Identify each line below that contains the word "Trip", and copy it out.

---------- Data shown ----------

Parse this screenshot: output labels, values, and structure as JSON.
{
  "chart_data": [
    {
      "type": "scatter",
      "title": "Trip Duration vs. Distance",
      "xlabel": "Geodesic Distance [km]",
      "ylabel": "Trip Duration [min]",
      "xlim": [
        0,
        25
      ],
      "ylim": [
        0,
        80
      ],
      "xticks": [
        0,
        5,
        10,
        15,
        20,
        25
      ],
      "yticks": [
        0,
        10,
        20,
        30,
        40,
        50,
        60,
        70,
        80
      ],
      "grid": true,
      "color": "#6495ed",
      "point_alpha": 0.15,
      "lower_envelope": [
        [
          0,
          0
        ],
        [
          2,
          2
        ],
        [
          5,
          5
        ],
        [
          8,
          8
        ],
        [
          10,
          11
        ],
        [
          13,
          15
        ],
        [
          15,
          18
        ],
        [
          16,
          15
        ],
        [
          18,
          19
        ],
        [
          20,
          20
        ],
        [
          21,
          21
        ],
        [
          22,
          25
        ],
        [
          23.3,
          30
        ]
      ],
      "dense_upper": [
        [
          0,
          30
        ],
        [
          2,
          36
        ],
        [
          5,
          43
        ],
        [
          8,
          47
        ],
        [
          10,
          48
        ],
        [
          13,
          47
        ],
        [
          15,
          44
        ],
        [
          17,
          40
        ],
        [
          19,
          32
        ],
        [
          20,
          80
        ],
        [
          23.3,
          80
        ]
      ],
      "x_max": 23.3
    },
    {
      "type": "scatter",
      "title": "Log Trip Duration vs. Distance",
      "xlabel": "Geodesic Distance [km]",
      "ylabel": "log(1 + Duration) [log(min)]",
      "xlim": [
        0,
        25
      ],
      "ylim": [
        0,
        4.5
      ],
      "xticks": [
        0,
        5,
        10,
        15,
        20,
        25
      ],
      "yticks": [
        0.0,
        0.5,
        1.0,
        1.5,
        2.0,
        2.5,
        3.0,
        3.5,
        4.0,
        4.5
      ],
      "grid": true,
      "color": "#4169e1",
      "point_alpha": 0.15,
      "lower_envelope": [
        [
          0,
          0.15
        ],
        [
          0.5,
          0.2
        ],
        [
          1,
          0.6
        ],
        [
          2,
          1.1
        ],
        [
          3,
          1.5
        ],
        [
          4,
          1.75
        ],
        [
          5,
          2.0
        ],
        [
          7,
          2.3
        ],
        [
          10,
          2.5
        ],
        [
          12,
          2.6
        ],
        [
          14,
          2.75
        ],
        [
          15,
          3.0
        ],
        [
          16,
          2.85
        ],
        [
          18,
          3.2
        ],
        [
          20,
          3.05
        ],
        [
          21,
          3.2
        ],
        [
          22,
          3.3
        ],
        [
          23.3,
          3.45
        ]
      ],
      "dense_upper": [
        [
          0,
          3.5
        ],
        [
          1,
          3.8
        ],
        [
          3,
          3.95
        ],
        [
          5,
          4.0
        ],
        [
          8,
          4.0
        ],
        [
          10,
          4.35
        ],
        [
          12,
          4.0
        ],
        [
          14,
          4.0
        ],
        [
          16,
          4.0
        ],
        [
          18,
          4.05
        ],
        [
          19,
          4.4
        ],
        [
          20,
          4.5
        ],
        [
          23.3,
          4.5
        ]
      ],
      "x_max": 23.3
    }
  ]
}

----------

• [Written response]
      "title": "Trip Duration vs. Distance",
      "ylabel": "Trip Duration [min]",
      "title": "Log Trip Duration vs. Distance",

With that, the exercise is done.